**Stored records:**
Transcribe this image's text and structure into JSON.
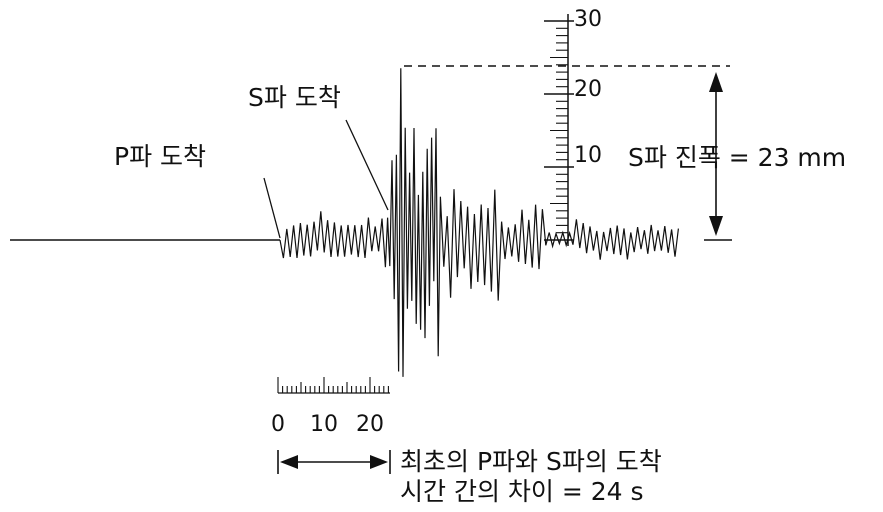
{
  "labels": {
    "p_arrival": "P파 도착",
    "s_arrival": "S파 도착",
    "s_amplitude": "S파 진폭 = 23 mm",
    "interval_line1": "최초의 P파와 S파의 도착",
    "interval_line2": "시간 간의 차이 = 24 s"
  },
  "amplitude_scale": {
    "tick_labels": [
      "10",
      "20",
      "30"
    ]
  },
  "time_scale": {
    "tick_labels": [
      "0",
      "10",
      "20"
    ]
  },
  "values": {
    "s_wave_amplitude_mm": 23,
    "sp_interval_s": 24
  }
}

**To be done:** Leave the images out, please, and restate each line word for word.

**Solution to this exercise:**
Transcribe this image's text and structure into JSON.
{
  "labels": {
    "p_arrival": "P파 도착",
    "s_arrival": "S파 도착",
    "s_amplitude": "S파 진폭 = 23 mm",
    "interval_line1": "최초의 P파와 S파의 도착",
    "interval_line2": "시간 간의 차이 = 24 s"
  },
  "amplitude_scale": {
    "tick_labels": [
      "10",
      "20",
      "30"
    ]
  },
  "time_scale": {
    "tick_labels": [
      "0",
      "10",
      "20"
    ]
  },
  "values": {
    "s_wave_amplitude_mm": 23,
    "sp_interval_s": 24
  }
}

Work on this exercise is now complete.